* **WRITTEN EXERCISE**:
Review the material line by line. Identify and copy every line that contains the string "this".

--- begin RECORDED DATA ---

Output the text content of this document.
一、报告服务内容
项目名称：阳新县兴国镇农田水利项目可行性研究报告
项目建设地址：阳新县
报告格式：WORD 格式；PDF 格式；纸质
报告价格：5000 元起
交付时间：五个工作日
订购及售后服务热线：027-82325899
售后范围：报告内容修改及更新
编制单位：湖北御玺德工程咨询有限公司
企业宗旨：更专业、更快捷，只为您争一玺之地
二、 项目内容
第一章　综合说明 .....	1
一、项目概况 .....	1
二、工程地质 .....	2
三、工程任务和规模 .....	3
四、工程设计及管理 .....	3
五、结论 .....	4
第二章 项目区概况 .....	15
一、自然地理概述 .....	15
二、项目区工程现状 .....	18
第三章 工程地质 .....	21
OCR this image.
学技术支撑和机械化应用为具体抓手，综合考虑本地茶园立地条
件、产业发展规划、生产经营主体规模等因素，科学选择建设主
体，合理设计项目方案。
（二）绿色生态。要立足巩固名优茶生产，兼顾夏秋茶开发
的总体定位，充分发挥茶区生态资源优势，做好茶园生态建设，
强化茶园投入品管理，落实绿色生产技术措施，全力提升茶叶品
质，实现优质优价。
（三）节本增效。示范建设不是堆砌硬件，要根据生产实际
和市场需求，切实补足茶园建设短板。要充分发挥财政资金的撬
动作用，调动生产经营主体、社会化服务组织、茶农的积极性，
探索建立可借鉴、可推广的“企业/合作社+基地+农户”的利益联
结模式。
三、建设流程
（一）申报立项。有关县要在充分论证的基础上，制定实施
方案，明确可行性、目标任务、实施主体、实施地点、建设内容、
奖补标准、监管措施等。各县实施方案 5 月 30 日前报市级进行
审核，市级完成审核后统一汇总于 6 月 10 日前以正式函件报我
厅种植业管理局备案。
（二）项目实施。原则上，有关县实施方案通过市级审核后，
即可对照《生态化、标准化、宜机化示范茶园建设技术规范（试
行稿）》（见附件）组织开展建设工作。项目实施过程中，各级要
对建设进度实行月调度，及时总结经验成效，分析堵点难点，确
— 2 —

--- end RECORDED DATA ---

* **THE ANSWER**:
Output the text content of this document.
OCR this image.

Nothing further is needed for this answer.